• **GIVEN EXERCISE**: Pick out each line containing the string "Registry" and copy it.

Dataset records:
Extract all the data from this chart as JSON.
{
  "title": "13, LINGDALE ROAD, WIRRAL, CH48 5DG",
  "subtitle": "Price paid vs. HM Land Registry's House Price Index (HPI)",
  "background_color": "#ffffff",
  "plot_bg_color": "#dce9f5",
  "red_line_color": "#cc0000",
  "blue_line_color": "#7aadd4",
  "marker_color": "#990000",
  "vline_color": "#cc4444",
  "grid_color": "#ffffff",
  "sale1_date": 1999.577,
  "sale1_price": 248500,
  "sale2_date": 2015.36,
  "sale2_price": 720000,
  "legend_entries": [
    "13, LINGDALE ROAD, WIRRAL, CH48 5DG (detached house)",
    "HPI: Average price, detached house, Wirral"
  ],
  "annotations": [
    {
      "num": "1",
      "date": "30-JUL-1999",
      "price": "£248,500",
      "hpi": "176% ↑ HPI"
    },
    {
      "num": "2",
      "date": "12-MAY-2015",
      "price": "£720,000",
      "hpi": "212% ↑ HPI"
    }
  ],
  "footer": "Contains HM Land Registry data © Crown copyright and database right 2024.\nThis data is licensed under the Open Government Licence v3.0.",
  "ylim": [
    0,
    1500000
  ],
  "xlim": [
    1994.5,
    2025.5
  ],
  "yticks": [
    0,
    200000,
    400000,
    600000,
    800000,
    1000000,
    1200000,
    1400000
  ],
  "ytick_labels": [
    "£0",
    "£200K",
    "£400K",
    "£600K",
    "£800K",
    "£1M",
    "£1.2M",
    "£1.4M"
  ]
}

• **RESULT FOR THIS TASK**:
  "subtitle": "Price paid vs. HM Land Registry's House Price Index (HPI)",
  "footer": "Contains HM Land Registry data © Crown copyright and database right 2024.\nThis data is licensed under the Open Government Licence v3.0.",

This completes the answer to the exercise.